The capital structure of the Company consists of secured convertible debt and equity comprised of share capital, warrants, the equity portion of our secured convertible debentures, stock options, contributed surplus and deficit. The Company manages its capital structure and makes adjustments to it in light of economic conditions. The Company, upon approval from its Board of Directors, will balance its overall capital structure through new share issuances, acquiring or disposing of assets, adjusting the amount of cash and short-term investments balances or by undertaking other activities as deemed appropriate under the specific circumstances. The Company expects that its current capital resources will be sufficient to carry its research and development plans and operations for the next twelve months.

 
The Company is not subject to externally imposed capital requirements and the Company’s overall strategy with respect to capital risk management remains unchanged from the year ended May 31, 2008.

#### Provided records:
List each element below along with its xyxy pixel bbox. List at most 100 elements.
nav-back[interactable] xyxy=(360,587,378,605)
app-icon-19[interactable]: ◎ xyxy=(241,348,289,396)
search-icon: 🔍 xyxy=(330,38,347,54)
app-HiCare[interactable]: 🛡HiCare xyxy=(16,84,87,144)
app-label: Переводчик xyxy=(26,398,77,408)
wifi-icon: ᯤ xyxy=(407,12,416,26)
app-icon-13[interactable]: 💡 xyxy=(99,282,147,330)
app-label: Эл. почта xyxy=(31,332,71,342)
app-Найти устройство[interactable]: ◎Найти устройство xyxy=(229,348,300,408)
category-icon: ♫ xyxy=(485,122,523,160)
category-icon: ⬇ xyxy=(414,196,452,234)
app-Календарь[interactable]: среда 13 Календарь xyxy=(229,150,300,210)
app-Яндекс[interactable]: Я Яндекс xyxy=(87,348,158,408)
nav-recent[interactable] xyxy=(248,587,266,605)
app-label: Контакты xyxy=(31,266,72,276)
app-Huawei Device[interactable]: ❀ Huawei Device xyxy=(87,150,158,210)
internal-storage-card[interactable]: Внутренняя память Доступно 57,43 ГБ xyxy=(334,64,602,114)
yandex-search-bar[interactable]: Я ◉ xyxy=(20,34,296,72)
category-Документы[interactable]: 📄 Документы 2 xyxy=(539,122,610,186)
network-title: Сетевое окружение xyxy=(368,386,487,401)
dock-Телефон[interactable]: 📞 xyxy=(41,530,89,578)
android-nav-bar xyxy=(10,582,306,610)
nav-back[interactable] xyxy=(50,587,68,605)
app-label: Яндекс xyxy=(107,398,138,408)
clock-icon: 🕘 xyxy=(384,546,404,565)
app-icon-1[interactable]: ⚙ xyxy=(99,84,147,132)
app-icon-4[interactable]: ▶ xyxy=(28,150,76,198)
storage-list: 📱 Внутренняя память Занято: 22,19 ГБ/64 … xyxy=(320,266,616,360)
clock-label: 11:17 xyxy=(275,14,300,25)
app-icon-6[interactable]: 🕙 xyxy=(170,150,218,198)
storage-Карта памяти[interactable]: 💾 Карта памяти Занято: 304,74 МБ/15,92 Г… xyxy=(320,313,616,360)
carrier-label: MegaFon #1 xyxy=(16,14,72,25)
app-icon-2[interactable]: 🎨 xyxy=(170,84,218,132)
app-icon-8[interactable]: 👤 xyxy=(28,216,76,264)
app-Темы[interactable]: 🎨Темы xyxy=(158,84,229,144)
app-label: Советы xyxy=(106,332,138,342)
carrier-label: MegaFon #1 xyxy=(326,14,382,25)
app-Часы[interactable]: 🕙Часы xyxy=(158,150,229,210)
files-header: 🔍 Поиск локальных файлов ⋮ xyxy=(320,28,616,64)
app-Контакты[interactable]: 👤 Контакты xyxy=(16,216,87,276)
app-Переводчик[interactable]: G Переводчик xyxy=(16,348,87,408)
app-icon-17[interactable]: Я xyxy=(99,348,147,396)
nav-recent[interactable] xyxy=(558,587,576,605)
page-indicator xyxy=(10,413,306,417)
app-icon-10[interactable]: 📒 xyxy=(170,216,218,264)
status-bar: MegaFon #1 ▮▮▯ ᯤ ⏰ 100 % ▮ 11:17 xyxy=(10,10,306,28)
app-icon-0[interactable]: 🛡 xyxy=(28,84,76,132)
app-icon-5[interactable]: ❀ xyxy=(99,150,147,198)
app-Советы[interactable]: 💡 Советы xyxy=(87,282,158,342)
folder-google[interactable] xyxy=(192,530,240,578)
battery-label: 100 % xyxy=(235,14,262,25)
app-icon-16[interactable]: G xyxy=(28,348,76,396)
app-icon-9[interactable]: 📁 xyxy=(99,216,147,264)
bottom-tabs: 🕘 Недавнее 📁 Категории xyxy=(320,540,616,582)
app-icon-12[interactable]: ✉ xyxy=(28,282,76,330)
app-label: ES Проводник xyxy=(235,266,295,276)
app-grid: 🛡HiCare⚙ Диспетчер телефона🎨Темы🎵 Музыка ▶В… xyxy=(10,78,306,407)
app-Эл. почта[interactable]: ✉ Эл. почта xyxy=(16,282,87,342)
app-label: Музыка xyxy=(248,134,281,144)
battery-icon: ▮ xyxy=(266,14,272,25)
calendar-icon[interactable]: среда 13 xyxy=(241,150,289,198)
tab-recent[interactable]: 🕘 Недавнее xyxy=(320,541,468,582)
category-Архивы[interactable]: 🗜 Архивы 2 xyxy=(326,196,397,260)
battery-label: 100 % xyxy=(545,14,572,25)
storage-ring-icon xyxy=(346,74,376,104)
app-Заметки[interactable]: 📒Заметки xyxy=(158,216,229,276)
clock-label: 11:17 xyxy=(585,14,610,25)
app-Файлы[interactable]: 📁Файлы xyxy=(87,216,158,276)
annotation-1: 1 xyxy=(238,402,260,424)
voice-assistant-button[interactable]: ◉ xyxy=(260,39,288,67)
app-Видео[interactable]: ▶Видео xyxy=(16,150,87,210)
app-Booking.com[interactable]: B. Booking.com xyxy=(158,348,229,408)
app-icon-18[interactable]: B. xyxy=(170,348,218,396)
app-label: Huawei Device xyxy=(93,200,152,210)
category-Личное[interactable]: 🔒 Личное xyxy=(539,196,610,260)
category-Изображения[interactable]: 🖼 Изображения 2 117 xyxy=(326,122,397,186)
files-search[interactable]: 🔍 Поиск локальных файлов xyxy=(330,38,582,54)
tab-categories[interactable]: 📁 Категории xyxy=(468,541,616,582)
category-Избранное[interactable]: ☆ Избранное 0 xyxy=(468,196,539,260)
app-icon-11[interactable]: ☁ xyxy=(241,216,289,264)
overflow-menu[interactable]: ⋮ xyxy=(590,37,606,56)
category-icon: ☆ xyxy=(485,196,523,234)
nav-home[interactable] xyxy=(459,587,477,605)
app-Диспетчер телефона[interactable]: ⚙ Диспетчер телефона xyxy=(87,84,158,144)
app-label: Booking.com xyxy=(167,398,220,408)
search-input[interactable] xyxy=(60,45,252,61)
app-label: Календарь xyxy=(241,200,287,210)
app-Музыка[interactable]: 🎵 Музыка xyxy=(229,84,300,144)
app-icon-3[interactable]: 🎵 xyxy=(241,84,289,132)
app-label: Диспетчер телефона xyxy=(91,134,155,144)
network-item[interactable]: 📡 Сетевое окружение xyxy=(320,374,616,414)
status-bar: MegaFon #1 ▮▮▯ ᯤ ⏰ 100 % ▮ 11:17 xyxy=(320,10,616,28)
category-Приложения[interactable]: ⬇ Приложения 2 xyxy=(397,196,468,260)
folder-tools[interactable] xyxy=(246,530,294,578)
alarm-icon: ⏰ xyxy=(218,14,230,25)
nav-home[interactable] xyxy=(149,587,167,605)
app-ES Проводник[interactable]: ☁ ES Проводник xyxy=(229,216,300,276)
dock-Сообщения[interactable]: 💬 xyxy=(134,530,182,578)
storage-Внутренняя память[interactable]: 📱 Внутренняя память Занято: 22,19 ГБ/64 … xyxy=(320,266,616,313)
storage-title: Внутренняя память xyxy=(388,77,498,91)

#### Task:
Do these statements agree with the capital-management passage? For each, answer yes or no and quote the passage's deciding words.
1. The Company is subject to externally imposed capital requirements.
2. The Company expects its current capital resources to be sufficient for the next twelve months.
3. New share issuances are one way the Company may balance its capital structure.

#### Written reply:
1. No: "The Company is not subject to externally imposed capital requirements"
2. Yes: "The Company expects that its current capital resources will be sufficient to carry its research and development plans and operations for the next twelve months."
3. Yes: "will balance its overall capital structure through new share issuances"